Supplied records:
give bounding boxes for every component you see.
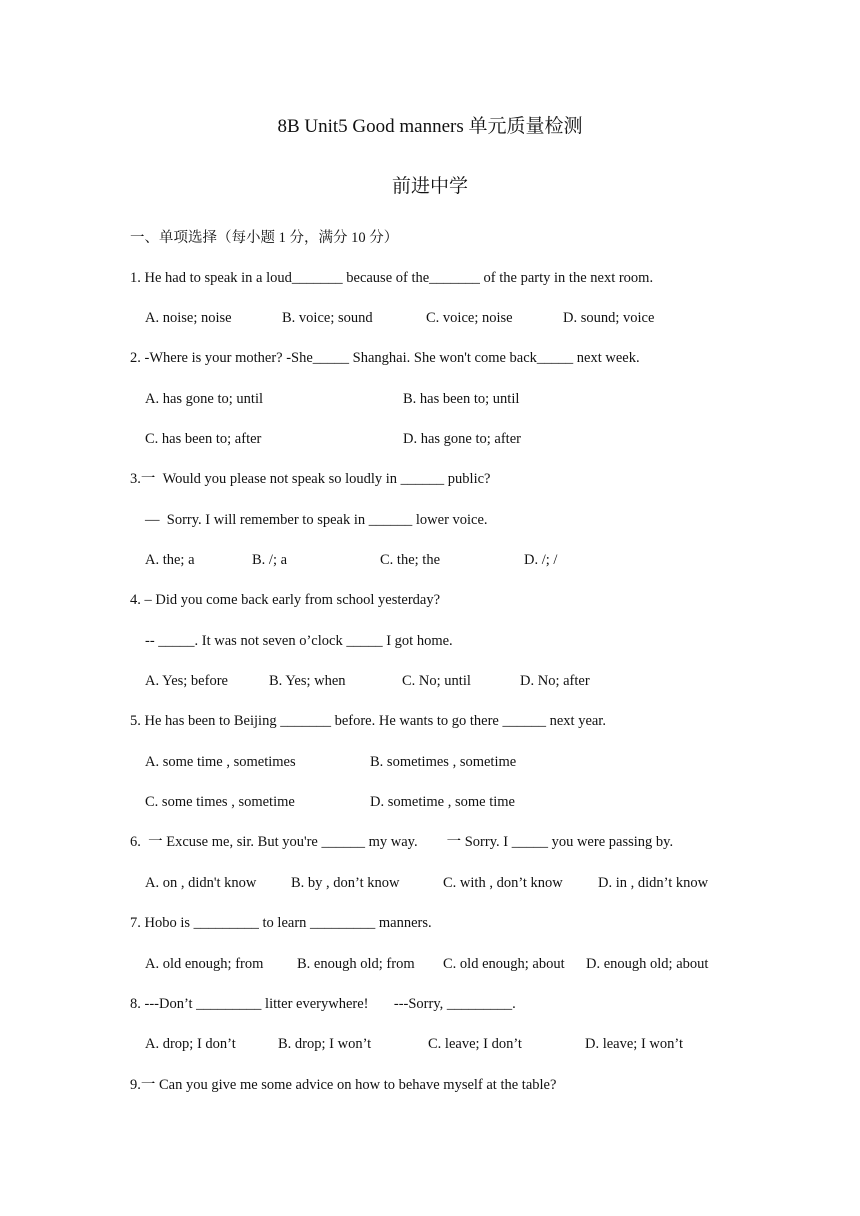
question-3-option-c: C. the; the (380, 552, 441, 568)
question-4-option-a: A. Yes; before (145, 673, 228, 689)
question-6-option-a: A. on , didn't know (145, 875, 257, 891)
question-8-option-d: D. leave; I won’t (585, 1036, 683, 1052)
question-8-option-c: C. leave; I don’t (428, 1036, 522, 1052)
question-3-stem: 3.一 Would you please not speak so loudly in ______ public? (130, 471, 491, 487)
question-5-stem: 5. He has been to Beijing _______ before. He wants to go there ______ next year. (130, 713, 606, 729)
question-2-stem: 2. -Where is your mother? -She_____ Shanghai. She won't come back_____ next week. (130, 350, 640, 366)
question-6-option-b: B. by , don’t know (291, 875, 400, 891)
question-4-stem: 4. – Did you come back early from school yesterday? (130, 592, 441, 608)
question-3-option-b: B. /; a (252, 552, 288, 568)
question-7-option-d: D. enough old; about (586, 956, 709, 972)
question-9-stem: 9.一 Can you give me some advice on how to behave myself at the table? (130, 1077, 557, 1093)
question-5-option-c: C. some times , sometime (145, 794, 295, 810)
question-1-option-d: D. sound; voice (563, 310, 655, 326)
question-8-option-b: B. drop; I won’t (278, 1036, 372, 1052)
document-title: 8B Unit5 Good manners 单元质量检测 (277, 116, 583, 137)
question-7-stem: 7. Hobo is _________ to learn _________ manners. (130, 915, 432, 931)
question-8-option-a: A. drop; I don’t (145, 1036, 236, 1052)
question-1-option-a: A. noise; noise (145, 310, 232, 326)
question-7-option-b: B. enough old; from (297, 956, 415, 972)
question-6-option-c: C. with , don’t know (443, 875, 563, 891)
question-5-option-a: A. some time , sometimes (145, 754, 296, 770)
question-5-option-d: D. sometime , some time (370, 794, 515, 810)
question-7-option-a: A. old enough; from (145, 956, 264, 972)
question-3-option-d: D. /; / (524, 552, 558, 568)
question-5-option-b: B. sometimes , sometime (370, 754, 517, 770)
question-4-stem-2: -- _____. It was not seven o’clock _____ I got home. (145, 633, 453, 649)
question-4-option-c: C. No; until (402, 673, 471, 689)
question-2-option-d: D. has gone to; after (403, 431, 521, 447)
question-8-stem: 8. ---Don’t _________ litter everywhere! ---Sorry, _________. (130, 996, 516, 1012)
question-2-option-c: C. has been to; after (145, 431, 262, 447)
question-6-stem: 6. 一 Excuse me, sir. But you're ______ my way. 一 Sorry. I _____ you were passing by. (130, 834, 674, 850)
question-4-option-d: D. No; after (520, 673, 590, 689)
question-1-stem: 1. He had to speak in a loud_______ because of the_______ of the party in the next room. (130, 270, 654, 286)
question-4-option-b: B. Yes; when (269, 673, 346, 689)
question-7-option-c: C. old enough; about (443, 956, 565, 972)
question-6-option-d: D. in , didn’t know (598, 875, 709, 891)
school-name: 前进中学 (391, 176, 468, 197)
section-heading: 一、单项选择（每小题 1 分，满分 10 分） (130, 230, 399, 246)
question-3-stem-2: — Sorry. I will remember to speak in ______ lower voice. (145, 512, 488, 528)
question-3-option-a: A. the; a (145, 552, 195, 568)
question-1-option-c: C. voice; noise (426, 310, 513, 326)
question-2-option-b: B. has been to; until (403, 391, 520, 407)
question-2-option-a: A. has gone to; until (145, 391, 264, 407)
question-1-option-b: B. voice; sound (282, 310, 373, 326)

Written request:
Return every line of the records above unchanged, but leave out the pictures.

Exercise output:
give bounding boxes for every component you see.
question-3-option-c: C. the; the (380, 552, 441, 568)
question-4-option-a: A. Yes; before (145, 673, 228, 689)
question-6-option-a: A. on , didn't know (145, 875, 257, 891)
question-8-option-d: D. leave; I won’t (585, 1036, 683, 1052)
question-8-option-c: C. leave; I don’t (428, 1036, 522, 1052)
question-3-stem: 3.一 Would you please not speak so loudly in ______ public? (130, 471, 491, 487)
question-5-stem: 5. He has been to Beijing _______ before. He wants to go there ______ next year. (130, 713, 606, 729)
question-2-stem: 2. -Where is your mother? -She_____ Shanghai. She won't come back_____ next week. (130, 350, 640, 366)
question-6-option-b: B. by , don’t know (291, 875, 400, 891)
question-4-stem: 4. – Did you come back early from school yesterday? (130, 592, 441, 608)
question-3-option-b: B. /; a (252, 552, 288, 568)
question-7-option-d: D. enough old; about (586, 956, 709, 972)
question-9-stem: 9.一 Can you give me some advice on how to behave myself at the table? (130, 1077, 557, 1093)
question-5-option-c: C. some times , sometime (145, 794, 295, 810)
question-1-option-d: D. sound; voice (563, 310, 655, 326)
question-8-option-b: B. drop; I won’t (278, 1036, 372, 1052)
document-title: 8B Unit5 Good manners 单元质量检测 (277, 116, 583, 137)
question-7-stem: 7. Hobo is _________ to learn _________ manners. (130, 915, 432, 931)
question-8-option-a: A. drop; I don’t (145, 1036, 236, 1052)
question-1-option-a: A. noise; noise (145, 310, 232, 326)
question-7-option-b: B. enough old; from (297, 956, 415, 972)
question-6-option-c: C. with , don’t know (443, 875, 563, 891)
question-5-option-a: A. some time , sometimes (145, 754, 296, 770)
question-5-option-d: D. sometime , some time (370, 794, 515, 810)
question-7-option-a: A. old enough; from (145, 956, 264, 972)
question-3-option-d: D. /; / (524, 552, 558, 568)
question-5-option-b: B. sometimes , sometime (370, 754, 517, 770)
question-4-stem-2: -- _____. It was not seven o’clock _____ I got home. (145, 633, 453, 649)
question-4-option-c: C. No; until (402, 673, 471, 689)
question-2-option-d: D. has gone to; after (403, 431, 521, 447)
question-8-stem: 8. ---Don’t _________ litter everywhere! ---Sorry, _________. (130, 996, 516, 1012)
question-2-option-c: C. has been to; after (145, 431, 262, 447)
question-6-stem: 6. 一 Excuse me, sir. But you're ______ my way. 一 Sorry. I _____ you were passing by. (130, 834, 674, 850)
question-4-option-d: D. No; after (520, 673, 590, 689)
question-1-stem: 1. He had to speak in a loud_______ because of the_______ of the party in the next room. (130, 270, 654, 286)
question-4-option-b: B. Yes; when (269, 673, 346, 689)
question-7-option-c: C. old enough; about (443, 956, 565, 972)
question-6-option-d: D. in , didn’t know (598, 875, 709, 891)
school-name: 前进中学 (391, 176, 468, 197)
section-heading: 一、单项选择（每小题 1 分，满分 10 分） (130, 230, 399, 246)
question-3-stem-2: — Sorry. I will remember to speak in ______ lower voice. (145, 512, 488, 528)
question-3-option-a: A. the; a (145, 552, 195, 568)
question-1-option-c: C. voice; noise (426, 310, 513, 326)
question-2-option-b: B. has been to; until (403, 391, 520, 407)
question-2-option-a: A. has gone to; until (145, 391, 264, 407)
question-1-option-b: B. voice; sound (282, 310, 373, 326)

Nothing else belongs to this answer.